- Text
Natural bicyclic sesquiterpene

Caryophyllene (/ˌkærioʊ-ˈfɪliːn/), more formally (−)-β-caryophyllene (BCP), is a natural bicyclic sesquiterpene that occurs widely in nature. Caryophyllene is notable for having a cyclobutane ring, as well as a trans-double bond in a 9-membered ring, both rarities in nature.

== Production ==
Caryophyllene can be produced synthetically, but it is invariably obtained from natural sources because it is widespread. It is a constituent of many essential oils, especially clove oil, the oil from the stems and flowers of Syzygium aromaticum (cloves), the essential oil of Cannabis sativa, copaiba, rosemary, and hops. It is usually found as a mixture with isocaryophyllene (the cis double bond isomer) and α-humulene (obsolete name: α-caryophyllene), a ring-opened isomer.

- Entries shown
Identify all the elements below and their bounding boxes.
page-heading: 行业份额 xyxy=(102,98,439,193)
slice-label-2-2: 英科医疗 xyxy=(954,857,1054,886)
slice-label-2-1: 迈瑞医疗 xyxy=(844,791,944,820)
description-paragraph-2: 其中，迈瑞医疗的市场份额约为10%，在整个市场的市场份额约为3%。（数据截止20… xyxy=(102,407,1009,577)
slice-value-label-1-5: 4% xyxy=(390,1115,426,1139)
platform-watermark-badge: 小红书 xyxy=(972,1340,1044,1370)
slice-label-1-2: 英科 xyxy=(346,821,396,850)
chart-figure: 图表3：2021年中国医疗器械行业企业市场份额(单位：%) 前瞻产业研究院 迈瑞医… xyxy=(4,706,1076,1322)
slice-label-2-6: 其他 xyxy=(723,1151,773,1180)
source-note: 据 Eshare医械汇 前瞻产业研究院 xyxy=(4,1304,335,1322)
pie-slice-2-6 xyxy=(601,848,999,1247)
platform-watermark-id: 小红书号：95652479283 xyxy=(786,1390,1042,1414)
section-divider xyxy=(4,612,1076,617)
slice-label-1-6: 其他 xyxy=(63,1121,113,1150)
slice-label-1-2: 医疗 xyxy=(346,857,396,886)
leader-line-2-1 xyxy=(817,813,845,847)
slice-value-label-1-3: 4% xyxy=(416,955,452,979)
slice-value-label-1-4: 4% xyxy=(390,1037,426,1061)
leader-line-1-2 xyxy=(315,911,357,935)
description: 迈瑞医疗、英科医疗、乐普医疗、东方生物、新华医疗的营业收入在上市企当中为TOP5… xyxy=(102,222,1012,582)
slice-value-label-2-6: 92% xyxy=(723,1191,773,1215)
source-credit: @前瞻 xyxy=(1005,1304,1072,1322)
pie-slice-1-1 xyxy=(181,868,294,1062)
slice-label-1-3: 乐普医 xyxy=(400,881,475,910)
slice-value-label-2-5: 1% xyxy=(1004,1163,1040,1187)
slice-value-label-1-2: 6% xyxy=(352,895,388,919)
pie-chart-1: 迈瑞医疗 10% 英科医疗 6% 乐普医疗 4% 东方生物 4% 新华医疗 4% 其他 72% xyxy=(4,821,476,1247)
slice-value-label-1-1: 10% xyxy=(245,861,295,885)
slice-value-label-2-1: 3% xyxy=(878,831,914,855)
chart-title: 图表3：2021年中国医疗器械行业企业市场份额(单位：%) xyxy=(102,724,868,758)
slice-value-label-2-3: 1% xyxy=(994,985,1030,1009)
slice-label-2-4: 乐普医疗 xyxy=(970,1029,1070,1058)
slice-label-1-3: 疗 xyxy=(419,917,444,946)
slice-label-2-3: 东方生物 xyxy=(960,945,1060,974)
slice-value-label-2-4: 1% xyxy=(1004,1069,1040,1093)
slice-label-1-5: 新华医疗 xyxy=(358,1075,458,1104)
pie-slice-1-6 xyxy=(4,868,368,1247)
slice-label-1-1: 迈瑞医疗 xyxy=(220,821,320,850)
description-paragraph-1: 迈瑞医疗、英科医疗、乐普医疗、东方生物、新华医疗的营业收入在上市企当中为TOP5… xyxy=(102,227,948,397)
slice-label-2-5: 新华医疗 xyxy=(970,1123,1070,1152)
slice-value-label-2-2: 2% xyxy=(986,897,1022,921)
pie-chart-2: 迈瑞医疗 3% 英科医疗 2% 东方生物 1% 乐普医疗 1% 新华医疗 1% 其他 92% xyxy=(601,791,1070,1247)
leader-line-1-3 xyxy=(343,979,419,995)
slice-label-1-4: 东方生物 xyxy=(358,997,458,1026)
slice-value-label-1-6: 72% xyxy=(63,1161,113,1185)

- What you need to do
From the caryophyllene text, copy out the passage starting with "Caryophyllene (/ˌkærioʊ-ˈfɪliːn/), more" and going on through "rarities in nature.". The listing has no connection to the text about caryophyllene.

- Solution
Caryophyllene (/ˌkærioʊ-ˈfɪliːn/), more formally (−)-β-caryophyllene (BCP), is a natural bicyclic sesquiterpene that occurs widely in nature. Caryophyllene is notable for having a cyclobutane ring, as well as a trans-double bond in a 9-membered ring, both rarities in nature.